(Some records)
= = =

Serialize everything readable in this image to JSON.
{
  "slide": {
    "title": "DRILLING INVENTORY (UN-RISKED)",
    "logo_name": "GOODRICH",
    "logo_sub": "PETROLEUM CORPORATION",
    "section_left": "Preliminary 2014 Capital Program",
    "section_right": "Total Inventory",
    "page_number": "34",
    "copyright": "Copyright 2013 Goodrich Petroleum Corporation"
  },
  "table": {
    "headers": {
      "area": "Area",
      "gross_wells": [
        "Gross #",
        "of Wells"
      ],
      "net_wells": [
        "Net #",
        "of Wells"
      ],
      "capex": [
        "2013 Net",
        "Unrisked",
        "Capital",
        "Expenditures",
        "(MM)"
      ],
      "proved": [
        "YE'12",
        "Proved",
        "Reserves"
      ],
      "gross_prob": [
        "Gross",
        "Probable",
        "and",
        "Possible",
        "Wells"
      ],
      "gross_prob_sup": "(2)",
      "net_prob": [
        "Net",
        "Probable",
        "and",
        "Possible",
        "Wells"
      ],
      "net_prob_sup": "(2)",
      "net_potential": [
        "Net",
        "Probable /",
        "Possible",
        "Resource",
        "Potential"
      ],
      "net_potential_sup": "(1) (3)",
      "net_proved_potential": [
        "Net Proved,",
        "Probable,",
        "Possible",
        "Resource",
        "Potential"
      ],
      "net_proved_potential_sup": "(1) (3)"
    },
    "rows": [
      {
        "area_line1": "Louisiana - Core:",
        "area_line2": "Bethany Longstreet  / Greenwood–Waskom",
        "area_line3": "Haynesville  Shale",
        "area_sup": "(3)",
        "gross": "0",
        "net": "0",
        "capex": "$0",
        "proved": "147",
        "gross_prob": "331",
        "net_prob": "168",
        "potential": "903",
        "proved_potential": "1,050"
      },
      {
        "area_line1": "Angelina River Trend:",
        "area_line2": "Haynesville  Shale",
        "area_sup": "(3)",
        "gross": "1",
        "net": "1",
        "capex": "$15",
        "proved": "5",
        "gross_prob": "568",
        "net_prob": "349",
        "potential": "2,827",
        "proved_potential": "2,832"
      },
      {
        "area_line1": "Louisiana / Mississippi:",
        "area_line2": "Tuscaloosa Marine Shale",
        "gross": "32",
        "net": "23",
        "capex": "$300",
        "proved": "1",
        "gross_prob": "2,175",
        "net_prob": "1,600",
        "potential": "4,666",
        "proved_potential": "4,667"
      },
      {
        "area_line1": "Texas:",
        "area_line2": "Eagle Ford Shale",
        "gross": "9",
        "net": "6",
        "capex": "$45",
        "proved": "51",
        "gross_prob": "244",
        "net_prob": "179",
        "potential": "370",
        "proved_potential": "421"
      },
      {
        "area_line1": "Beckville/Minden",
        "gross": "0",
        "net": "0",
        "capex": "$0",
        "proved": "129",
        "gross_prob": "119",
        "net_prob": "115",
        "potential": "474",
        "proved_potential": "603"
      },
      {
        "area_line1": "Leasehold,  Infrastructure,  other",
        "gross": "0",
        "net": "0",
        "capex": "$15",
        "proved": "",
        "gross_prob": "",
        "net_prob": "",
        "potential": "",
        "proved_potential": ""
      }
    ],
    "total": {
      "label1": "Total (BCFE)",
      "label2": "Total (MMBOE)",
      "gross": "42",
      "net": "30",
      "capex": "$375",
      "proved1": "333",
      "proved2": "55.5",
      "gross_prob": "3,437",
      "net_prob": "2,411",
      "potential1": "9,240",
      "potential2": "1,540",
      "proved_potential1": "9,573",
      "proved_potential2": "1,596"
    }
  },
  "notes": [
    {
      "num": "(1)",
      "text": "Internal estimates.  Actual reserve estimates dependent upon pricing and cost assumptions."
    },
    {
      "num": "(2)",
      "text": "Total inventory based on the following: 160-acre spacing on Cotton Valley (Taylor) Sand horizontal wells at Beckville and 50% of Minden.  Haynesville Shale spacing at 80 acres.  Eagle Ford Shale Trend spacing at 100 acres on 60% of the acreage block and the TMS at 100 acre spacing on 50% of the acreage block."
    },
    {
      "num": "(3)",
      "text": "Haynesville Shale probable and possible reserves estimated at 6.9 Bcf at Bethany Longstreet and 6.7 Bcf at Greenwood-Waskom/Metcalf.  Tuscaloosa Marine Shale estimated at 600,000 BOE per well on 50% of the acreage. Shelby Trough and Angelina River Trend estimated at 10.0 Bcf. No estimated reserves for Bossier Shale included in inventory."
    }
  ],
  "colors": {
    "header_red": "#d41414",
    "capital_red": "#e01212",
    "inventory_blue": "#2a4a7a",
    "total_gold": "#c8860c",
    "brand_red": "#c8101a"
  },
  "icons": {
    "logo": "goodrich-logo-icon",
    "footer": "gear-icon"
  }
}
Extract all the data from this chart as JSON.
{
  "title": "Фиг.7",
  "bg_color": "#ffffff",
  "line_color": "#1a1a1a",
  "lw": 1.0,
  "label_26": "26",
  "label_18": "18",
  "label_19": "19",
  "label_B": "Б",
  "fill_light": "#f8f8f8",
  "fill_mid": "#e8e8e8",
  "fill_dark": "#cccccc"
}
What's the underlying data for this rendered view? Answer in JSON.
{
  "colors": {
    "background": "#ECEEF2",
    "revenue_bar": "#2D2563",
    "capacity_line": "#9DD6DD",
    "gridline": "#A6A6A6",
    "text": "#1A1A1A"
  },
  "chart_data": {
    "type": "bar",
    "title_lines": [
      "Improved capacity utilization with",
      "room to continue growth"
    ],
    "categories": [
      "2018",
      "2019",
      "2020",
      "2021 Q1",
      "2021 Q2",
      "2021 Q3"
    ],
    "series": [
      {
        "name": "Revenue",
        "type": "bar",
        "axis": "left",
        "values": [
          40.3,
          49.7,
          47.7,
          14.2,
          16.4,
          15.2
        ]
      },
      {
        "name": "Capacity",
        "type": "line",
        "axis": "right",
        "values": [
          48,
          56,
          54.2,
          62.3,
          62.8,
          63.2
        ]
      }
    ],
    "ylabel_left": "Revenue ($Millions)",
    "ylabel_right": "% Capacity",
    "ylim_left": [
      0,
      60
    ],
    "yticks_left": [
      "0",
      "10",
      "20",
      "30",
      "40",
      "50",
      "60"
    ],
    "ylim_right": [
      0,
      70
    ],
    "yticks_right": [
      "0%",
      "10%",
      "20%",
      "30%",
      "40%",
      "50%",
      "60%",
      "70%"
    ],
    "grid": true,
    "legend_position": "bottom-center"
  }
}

= = =

Where a line of the records above holds the word "Minden", copy that line.

* [REPLY]
        "area_line1": "Beckville/Minden",
      "text": "Total inventory based on the following: 160-acre spacing on Cotton Valley (Taylor) Sand horizontal wells at Beckville and 50% of Minden.  Haynesville Shale spacing at 80 acres.  Eagle Ford Shale Trend spacing at 100 acres on 60% of the acreage block and the TMS at 100 acre spacing on 50% of the acreage block."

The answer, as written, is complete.